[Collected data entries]
>> BEGIN

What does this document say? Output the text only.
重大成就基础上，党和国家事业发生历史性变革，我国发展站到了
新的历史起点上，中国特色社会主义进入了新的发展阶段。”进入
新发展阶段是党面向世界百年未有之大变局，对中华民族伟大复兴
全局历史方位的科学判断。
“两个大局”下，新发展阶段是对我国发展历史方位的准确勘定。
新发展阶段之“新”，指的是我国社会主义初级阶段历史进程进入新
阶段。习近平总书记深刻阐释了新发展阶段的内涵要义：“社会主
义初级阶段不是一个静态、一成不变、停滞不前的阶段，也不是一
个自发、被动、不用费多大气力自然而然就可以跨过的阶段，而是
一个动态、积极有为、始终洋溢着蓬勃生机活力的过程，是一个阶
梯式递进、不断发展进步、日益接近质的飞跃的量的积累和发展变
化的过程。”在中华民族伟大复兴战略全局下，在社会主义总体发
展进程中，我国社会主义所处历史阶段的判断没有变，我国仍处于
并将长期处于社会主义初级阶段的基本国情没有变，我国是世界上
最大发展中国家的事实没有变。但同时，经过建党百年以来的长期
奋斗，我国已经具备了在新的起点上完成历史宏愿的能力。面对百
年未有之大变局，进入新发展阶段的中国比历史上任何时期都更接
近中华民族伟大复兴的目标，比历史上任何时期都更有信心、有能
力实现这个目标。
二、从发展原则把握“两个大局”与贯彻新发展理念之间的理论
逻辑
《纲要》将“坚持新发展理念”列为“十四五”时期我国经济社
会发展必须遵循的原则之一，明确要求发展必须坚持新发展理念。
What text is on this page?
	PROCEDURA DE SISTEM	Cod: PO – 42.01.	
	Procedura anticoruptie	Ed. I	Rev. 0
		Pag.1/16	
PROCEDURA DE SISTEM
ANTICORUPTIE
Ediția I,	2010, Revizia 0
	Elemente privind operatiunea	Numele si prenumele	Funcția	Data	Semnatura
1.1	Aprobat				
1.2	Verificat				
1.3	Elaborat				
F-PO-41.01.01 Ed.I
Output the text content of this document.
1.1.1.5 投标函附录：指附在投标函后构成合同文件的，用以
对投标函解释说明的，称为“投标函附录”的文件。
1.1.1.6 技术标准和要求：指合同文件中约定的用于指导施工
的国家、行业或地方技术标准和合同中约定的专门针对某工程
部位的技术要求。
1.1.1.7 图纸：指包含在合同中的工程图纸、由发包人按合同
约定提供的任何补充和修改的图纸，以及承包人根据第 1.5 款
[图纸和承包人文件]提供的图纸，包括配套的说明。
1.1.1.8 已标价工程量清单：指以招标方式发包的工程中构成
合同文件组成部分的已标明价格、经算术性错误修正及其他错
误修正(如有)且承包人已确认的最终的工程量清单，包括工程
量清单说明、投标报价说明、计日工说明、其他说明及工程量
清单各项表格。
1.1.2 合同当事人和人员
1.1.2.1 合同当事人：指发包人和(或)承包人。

>> END

◆ TASK DIRECTIONS: All of the material above needs to be copied exactly.

◆ RESULT OF THIS EXERCISE:
What does this document say? Output the text only.
重大成就基础上，党和国家事业发生历史性变革，我国发展站到了
新的历史起点上，中国特色社会主义进入了新的发展阶段。”进入
新发展阶段是党面向世界百年未有之大变局，对中华民族伟大复兴
全局历史方位的科学判断。
“两个大局”下，新发展阶段是对我国发展历史方位的准确勘定。
新发展阶段之“新”，指的是我国社会主义初级阶段历史进程进入新
阶段。习近平总书记深刻阐释了新发展阶段的内涵要义：“社会主
义初级阶段不是一个静态、一成不变、停滞不前的阶段，也不是一
个自发、被动、不用费多大气力自然而然就可以跨过的阶段，而是
一个动态、积极有为、始终洋溢着蓬勃生机活力的过程，是一个阶
梯式递进、不断发展进步、日益接近质的飞跃的量的积累和发展变
化的过程。”在中华民族伟大复兴战略全局下，在社会主义总体发
展进程中，我国社会主义所处历史阶段的判断没有变，我国仍处于
并将长期处于社会主义初级阶段的基本国情没有变，我国是世界上
最大发展中国家的事实没有变。但同时，经过建党百年以来的长期
奋斗，我国已经具备了在新的起点上完成历史宏愿的能力。面对百
年未有之大变局，进入新发展阶段的中国比历史上任何时期都更接
近中华民族伟大复兴的目标，比历史上任何时期都更有信心、有能
力实现这个目标。
二、从发展原则把握“两个大局”与贯彻新发展理念之间的理论
逻辑
《纲要》将“坚持新发展理念”列为“十四五”时期我国经济社
会发展必须遵循的原则之一，明确要求发展必须坚持新发展理念。
What text is on this page?
	PROCEDURA DE SISTEM	Cod: PO – 42.01.	
	Procedura anticoruptie	Ed. I	Rev. 0
		Pag.1/16	
PROCEDURA DE SISTEM
ANTICORUPTIE
Ediția I,	2010, Revizia 0
	Elemente privind operatiunea	Numele si prenumele	Funcția	Data	Semnatura
1.1	Aprobat				
1.2	Verificat				
1.3	Elaborat				
F-PO-41.01.01 Ed.I
Output the text content of this document.
1.1.1.5 投标函附录：指附在投标函后构成合同文件的，用以
对投标函解释说明的，称为“投标函附录”的文件。
1.1.1.6 技术标准和要求：指合同文件中约定的用于指导施工
的国家、行业或地方技术标准和合同中约定的专门针对某工程
部位的技术要求。
1.1.1.7 图纸：指包含在合同中的工程图纸、由发包人按合同
约定提供的任何补充和修改的图纸，以及承包人根据第 1.5 款
[图纸和承包人文件]提供的图纸，包括配套的说明。
1.1.1.8 已标价工程量清单：指以招标方式发包的工程中构成
合同文件组成部分的已标明价格、经算术性错误修正及其他错
误修正(如有)且承包人已确认的最终的工程量清单，包括工程
量清单说明、投标报价说明、计日工说明、其他说明及工程量
清单各项表格。
1.1.2 合同当事人和人员
1.1.2.1 合同当事人：指发包人和(或)承包人。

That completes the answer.